+++ DATA IN THIS EXERCISE +++

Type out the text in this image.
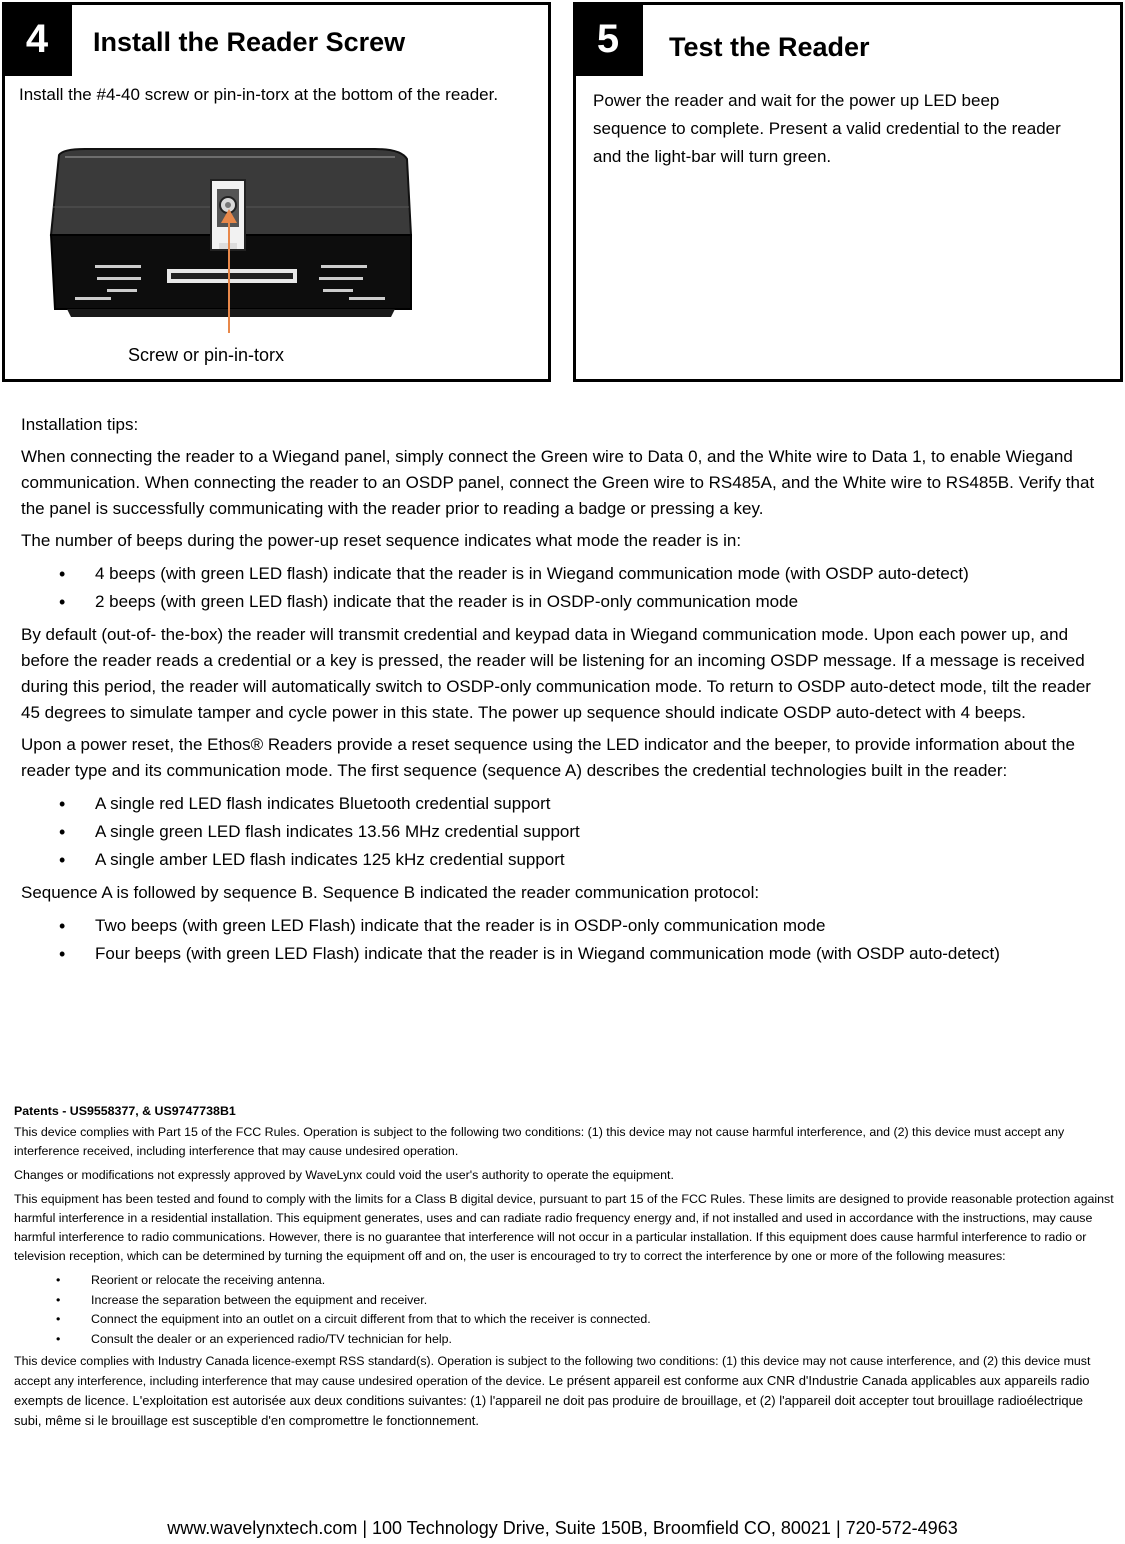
4	Install the Reader Screw
Install the #4-40 screw or pin-in-torx at the bottom of the reader.
Screw or pin-in-torx
5	Test the Reader
Power the reader and wait for the power up LED beep sequence to complete. Present a valid credential to the reader and the light-bar will turn green.

Installation tips:

When connecting the reader to a Wiegand panel, simply connect the Green wire to Data 0, and the White wire to Data 1, to enable Wiegand communication. When connecting the reader to an OSDP panel, connect the Green wire to RS485A, and the White wire to RS485B. Verify that the panel is successfully communicating with the reader prior to reading a badge or pressing a key.

The number of beeps during the power-up reset sequence indicates what mode the reader is in:

• 4 beeps (with green LED flash) indicate that the reader is in Wiegand communication mode (with OSDP auto-detect)
• 2 beeps (with green LED flash) indicate that the reader is in OSDP-only communication mode

By default (out-of- the-box) the reader will transmit credential and keypad data in Wiegand communication mode. Upon each power up, and before the reader reads a credential or a key is pressed, the reader will be listening for an incoming OSDP message. If a message is received during this period, the reader will automatically switch to OSDP-only communication mode. To return to OSDP auto-detect mode, tilt the reader 45 degrees to simulate tamper and cycle power in this state. The power up sequence should indicate OSDP auto-detect with 4 beeps.

Upon a power reset, the Ethos® Readers provide a reset sequence using the LED indicator and the beeper, to provide information about the reader type and its communication mode. The first sequence (sequence A) describes the credential technologies built in the reader:

• A single red LED flash indicates Bluetooth credential support
• A single green LED flash indicates 13.56 MHz credential support
• A single amber LED flash indicates 125 kHz credential support

Sequence A is followed by sequence B. Sequence B indicated the reader communication protocol:

• Two beeps (with green LED Flash) indicate that the reader is in OSDP-only communication mode
• Four beeps (with green LED Flash) indicate that the reader is in Wiegand communication mode (with OSDP auto-detect)

Patents - US9558377, & US9747738B1

This device complies with Part 15 of the FCC Rules. Operation is subject to the following two conditions: (1) this device may not cause harmful interference, and (2) this device must accept any interference received, including interference that may cause undesired operation.

Changes or modifications not expressly approved by WaveLynx could void the user's authority to operate the equipment.

This equipment has been tested and found to comply with the limits for a Class B digital device, pursuant to part 15 of the FCC Rules. These limits are designed to provide reasonable protection against harmful interference in a residential installation. This equipment generates, uses and can radiate radio frequency energy and, if not installed and used in accordance with the instructions, may cause harmful interference to radio communications. However, there is no guarantee that interference will not occur in a particular installation. If this equipment does cause harmful interference to radio or television reception, which can be determined by turning the equipment off and on, the user is encouraged to try to correct the interference by one or more of the following measures:

• Reorient or relocate the receiving antenna.
• Increase the separation between the equipment and receiver.
• Connect the equipment into an outlet on a circuit different from that to which the receiver is connected.
• Consult the dealer or an experienced radio/TV technician for help.

This device complies with Industry Canada licence-exempt RSS standard(s). Operation is subject to the following two conditions: (1) this device may not cause interference, and (2) this device must accept any interference, including interference that may cause undesired operation of the device. Le présent appareil est conforme aux CNR d'Industrie Canada applicables aux appareils radio exempts de licence. L'exploitation est autorisée aux deux conditions suivantes: (1) l'appareil ne doit pas produire de brouillage, et (2) l'appareil doit accepter tout brouillage radioélectrique subi, même si le brouillage est susceptible d'en compromettre le fonctionnement.

www.wavelynxtech.com | 100 Technology Drive, Suite 150B, Broomfield CO, 80021 | 720-572-4963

+++

TASK PROMPT: Copy out the data above exactly, except the pictures.

RESPONSE:
Type out the text in this image.
4	Install the Reader Screw
Install the #4-40 screw or pin-in-torx at the bottom of the reader.
Screw or pin-in-torx
5	Test the Reader
Power the reader and wait for the power up LED beep sequence to complete. Present a valid credential to the reader and the light-bar will turn green.

Installation tips:

When connecting the reader to a Wiegand panel, simply connect the Green wire to Data 0, and the White wire to Data 1, to enable Wiegand communication. When connecting the reader to an OSDP panel, connect the Green wire to RS485A, and the White wire to RS485B. Verify that the panel is successfully communicating with the reader prior to reading a badge or pressing a key.

The number of beeps during the power-up reset sequence indicates what mode the reader is in:

• 4 beeps (with green LED flash) indicate that the reader is in Wiegand communication mode (with OSDP auto-detect)
• 2 beeps (with green LED flash) indicate that the reader is in OSDP-only communication mode

By default (out-of- the-box) the reader will transmit credential and keypad data in Wiegand communication mode. Upon each power up, and before the reader reads a credential or a key is pressed, the reader will be listening for an incoming OSDP message. If a message is received during this period, the reader will automatically switch to OSDP-only communication mode. To return to OSDP auto-detect mode, tilt the reader 45 degrees to simulate tamper and cycle power in this state. The power up sequence should indicate OSDP auto-detect with 4 beeps.

Upon a power reset, the Ethos® Readers provide a reset sequence using the LED indicator and the beeper, to provide information about the reader type and its communication mode. The first sequence (sequence A) describes the credential technologies built in the reader:

• A single red LED flash indicates Bluetooth credential support
• A single green LED flash indicates 13.56 MHz credential support
• A single amber LED flash indicates 125 kHz credential support

Sequence A is followed by sequence B. Sequence B indicated the reader communication protocol:

• Two beeps (with green LED Flash) indicate that the reader is in OSDP-only communication mode
• Four beeps (with green LED Flash) indicate that the reader is in Wiegand communication mode (with OSDP auto-detect)

Patents - US9558377, & US9747738B1

This device complies with Part 15 of the FCC Rules. Operation is subject to the following two conditions: (1) this device may not cause harmful interference, and (2) this device must accept any interference received, including interference that may cause undesired operation.

Changes or modifications not expressly approved by WaveLynx could void the user's authority to operate the equipment.

This equipment has been tested and found to comply with the limits for a Class B digital device, pursuant to part 15 of the FCC Rules. These limits are designed to provide reasonable protection against harmful interference in a residential installation. This equipment generates, uses and can radiate radio frequency energy and, if not installed and used in accordance with the instructions, may cause harmful interference to radio communications. However, there is no guarantee that interference will not occur in a particular installation. If this equipment does cause harmful interference to radio or television reception, which can be determined by turning the equipment off and on, the user is encouraged to try to correct the interference by one or more of the following measures:

• Reorient or relocate the receiving antenna.
• Increase the separation between the equipment and receiver.
• Connect the equipment into an outlet on a circuit different from that to which the receiver is connected.
• Consult the dealer or an experienced radio/TV technician for help.

This device complies with Industry Canada licence-exempt RSS standard(s). Operation is subject to the following two conditions: (1) this device may not cause interference, and (2) this device must accept any interference, including interference that may cause undesired operation of the device. Le présent appareil est conforme aux CNR d'Industrie Canada applicables aux appareils radio exempts de licence. L'exploitation est autorisée aux deux conditions suivantes: (1) l'appareil ne doit pas produire de brouillage, et (2) l'appareil doit accepter tout brouillage radioélectrique subi, même si le brouillage est susceptible d'en compromettre le fonctionnement.

www.wavelynxtech.com | 100 Technology Drive, Suite 150B, Broomfield CO, 80021 | 720-572-4963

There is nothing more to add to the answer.